*Exercise prompt*.
Write out the records again, exactly, leaving none out.

*Data for this task*.

# # # # # # #

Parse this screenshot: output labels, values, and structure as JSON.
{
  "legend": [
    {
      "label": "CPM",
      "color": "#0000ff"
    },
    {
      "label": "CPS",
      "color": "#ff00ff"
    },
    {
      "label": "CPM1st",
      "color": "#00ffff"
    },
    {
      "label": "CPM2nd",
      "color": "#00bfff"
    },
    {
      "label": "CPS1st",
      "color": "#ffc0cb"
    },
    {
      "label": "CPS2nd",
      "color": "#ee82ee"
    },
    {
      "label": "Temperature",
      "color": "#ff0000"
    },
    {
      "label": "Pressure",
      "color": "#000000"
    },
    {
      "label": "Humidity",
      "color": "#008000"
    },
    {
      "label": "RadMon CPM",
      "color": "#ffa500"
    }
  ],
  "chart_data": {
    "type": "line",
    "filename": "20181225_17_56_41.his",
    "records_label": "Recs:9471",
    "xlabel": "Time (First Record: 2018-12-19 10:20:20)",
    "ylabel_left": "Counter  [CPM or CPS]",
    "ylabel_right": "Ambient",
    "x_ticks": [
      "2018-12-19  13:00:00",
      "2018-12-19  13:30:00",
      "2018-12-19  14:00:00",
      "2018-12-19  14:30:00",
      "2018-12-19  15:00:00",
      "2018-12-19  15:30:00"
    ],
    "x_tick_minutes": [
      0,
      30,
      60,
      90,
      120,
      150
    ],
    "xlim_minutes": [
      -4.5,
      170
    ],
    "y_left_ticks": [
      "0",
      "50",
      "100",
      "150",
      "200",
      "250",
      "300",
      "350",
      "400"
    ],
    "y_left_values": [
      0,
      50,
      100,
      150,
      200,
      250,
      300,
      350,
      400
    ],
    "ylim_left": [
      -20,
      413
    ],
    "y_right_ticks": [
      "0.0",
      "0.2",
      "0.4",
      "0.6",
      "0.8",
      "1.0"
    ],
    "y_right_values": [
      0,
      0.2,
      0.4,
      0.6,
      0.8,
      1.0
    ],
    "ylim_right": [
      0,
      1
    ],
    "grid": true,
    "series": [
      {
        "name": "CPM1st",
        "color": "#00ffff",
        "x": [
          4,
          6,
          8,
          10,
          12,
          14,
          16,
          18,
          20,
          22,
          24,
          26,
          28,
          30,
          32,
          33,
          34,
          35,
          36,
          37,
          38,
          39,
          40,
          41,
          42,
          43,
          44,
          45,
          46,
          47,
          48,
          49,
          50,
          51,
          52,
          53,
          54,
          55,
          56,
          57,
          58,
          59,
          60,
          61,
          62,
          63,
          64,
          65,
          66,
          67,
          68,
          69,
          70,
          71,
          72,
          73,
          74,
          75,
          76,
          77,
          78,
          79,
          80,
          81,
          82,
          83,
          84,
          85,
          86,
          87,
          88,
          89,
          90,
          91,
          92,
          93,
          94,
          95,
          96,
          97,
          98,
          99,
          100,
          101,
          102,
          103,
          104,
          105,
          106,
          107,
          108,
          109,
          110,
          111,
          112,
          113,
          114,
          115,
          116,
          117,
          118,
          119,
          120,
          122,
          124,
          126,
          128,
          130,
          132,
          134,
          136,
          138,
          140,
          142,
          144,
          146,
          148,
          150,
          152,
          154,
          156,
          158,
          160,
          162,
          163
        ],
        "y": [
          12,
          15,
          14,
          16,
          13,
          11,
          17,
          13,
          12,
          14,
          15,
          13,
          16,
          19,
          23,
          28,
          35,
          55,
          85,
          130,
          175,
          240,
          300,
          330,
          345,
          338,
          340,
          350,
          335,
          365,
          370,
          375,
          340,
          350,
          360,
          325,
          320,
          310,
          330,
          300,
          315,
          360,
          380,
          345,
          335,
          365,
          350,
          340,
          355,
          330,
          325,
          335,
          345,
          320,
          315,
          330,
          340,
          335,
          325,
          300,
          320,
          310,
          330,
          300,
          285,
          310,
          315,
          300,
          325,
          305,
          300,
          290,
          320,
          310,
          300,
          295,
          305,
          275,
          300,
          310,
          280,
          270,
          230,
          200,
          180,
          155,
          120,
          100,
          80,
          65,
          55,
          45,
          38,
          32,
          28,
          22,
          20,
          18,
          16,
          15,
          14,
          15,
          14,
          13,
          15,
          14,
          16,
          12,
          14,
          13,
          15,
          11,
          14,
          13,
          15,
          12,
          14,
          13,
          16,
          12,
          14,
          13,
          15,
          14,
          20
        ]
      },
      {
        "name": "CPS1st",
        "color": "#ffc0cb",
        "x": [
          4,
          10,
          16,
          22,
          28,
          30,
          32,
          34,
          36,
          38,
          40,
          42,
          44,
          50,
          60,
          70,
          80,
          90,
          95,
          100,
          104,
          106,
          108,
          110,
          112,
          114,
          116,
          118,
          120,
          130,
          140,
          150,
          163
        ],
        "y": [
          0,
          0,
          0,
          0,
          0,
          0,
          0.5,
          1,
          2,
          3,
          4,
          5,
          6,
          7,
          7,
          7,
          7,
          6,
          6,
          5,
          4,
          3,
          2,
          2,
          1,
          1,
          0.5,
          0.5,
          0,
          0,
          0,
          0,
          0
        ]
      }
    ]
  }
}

# # # # # # #

*Solution to this task*.
Parse this screenshot: output labels, values, and structure as JSON.
{
  "legend": [
    {
      "label": "CPM",
      "color": "#0000ff"
    },
    {
      "label": "CPS",
      "color": "#ff00ff"
    },
    {
      "label": "CPM1st",
      "color": "#00ffff"
    },
    {
      "label": "CPM2nd",
      "color": "#00bfff"
    },
    {
      "label": "CPS1st",
      "color": "#ffc0cb"
    },
    {
      "label": "CPS2nd",
      "color": "#ee82ee"
    },
    {
      "label": "Temperature",
      "color": "#ff0000"
    },
    {
      "label": "Pressure",
      "color": "#000000"
    },
    {
      "label": "Humidity",
      "color": "#008000"
    },
    {
      "label": "RadMon CPM",
      "color": "#ffa500"
    }
  ],
  "chart_data": {
    "type": "line",
    "filename": "20181225_17_56_41.his",
    "records_label": "Recs:9471",
    "xlabel": "Time (First Record: 2018-12-19 10:20:20)",
    "ylabel_left": "Counter  [CPM or CPS]",
    "ylabel_right": "Ambient",
    "x_ticks": [
      "2018-12-19  13:00:00",
      "2018-12-19  13:30:00",
      "2018-12-19  14:00:00",
      "2018-12-19  14:30:00",
      "2018-12-19  15:00:00",
      "2018-12-19  15:30:00"
    ],
    "x_tick_minutes": [
      0,
      30,
      60,
      90,
      120,
      150
    ],
    "xlim_minutes": [
      -4.5,
      170
    ],
    "y_left_ticks": [
      "0",
      "50",
      "100",
      "150",
      "200",
      "250",
      "300",
      "350",
      "400"
    ],
    "y_left_values": [
      0,
      50,
      100,
      150,
      200,
      250,
      300,
      350,
      400
    ],
    "ylim_left": [
      -20,
      413
    ],
    "y_right_ticks": [
      "0.0",
      "0.2",
      "0.4",
      "0.6",
      "0.8",
      "1.0"
    ],
    "y_right_values": [
      0,
      0.2,
      0.4,
      0.6,
      0.8,
      1.0
    ],
    "ylim_right": [
      0,
      1
    ],
    "grid": true,
    "series": [
      {
        "name": "CPM1st",
        "color": "#00ffff",
        "x": [
          4,
          6,
          8,
          10,
          12,
          14,
          16,
          18,
          20,
          22,
          24,
          26,
          28,
          30,
          32,
          33,
          34,
          35,
          36,
          37,
          38,
          39,
          40,
          41,
          42,
          43,
          44,
          45,
          46,
          47,
          48,
          49,
          50,
          51,
          52,
          53,
          54,
          55,
          56,
          57,
          58,
          59,
          60,
          61,
          62,
          63,
          64,
          65,
          66,
          67,
          68,
          69,
          70,
          71,
          72,
          73,
          74,
          75,
          76,
          77,
          78,
          79,
          80,
          81,
          82,
          83,
          84,
          85,
          86,
          87,
          88,
          89,
          90,
          91,
          92,
          93,
          94,
          95,
          96,
          97,
          98,
          99,
          100,
          101,
          102,
          103,
          104,
          105,
          106,
          107,
          108,
          109,
          110,
          111,
          112,
          113,
          114,
          115,
          116,
          117,
          118,
          119,
          120,
          122,
          124,
          126,
          128,
          130,
          132,
          134,
          136,
          138,
          140,
          142,
          144,
          146,
          148,
          150,
          152,
          154,
          156,
          158,
          160,
          162,
          163
        ],
        "y": [
          12,
          15,
          14,
          16,
          13,
          11,
          17,
          13,
          12,
          14,
          15,
          13,
          16,
          19,
          23,
          28,
          35,
          55,
          85,
          130,
          175,
          240,
          300,
          330,
          345,
          338,
          340,
          350,
          335,
          365,
          370,
          375,
          340,
          350,
          360,
          325,
          320,
          310,
          330,
          300,
          315,
          360,
          380,
          345,
          335,
          365,
          350,
          340,
          355,
          330,
          325,
          335,
          345,
          320,
          315,
          330,
          340,
          335,
          325,
          300,
          320,
          310,
          330,
          300,
          285,
          310,
          315,
          300,
          325,
          305,
          300,
          290,
          320,
          310,
          300,
          295,
          305,
          275,
          300,
          310,
          280,
          270,
          230,
          200,
          180,
          155,
          120,
          100,
          80,
          65,
          55,
          45,
          38,
          32,
          28,
          22,
          20,
          18,
          16,
          15,
          14,
          15,
          14,
          13,
          15,
          14,
          16,
          12,
          14,
          13,
          15,
          11,
          14,
          13,
          15,
          12,
          14,
          13,
          16,
          12,
          14,
          13,
          15,
          14,
          20
        ]
      },
      {
        "name": "CPS1st",
        "color": "#ffc0cb",
        "x": [
          4,
          10,
          16,
          22,
          28,
          30,
          32,
          34,
          36,
          38,
          40,
          42,
          44,
          50,
          60,
          70,
          80,
          90,
          95,
          100,
          104,
          106,
          108,
          110,
          112,
          114,
          116,
          118,
          120,
          130,
          140,
          150,
          163
        ],
        "y": [
          0,
          0,
          0,
          0,
          0,
          0,
          0.5,
          1,
          2,
          3,
          4,
          5,
          6,
          7,
          7,
          7,
          7,
          6,
          6,
          5,
          4,
          3,
          2,
          2,
          1,
          1,
          0.5,
          0.5,
          0,
          0,
          0,
          0,
          0
        ]
      }
    ]
  }
}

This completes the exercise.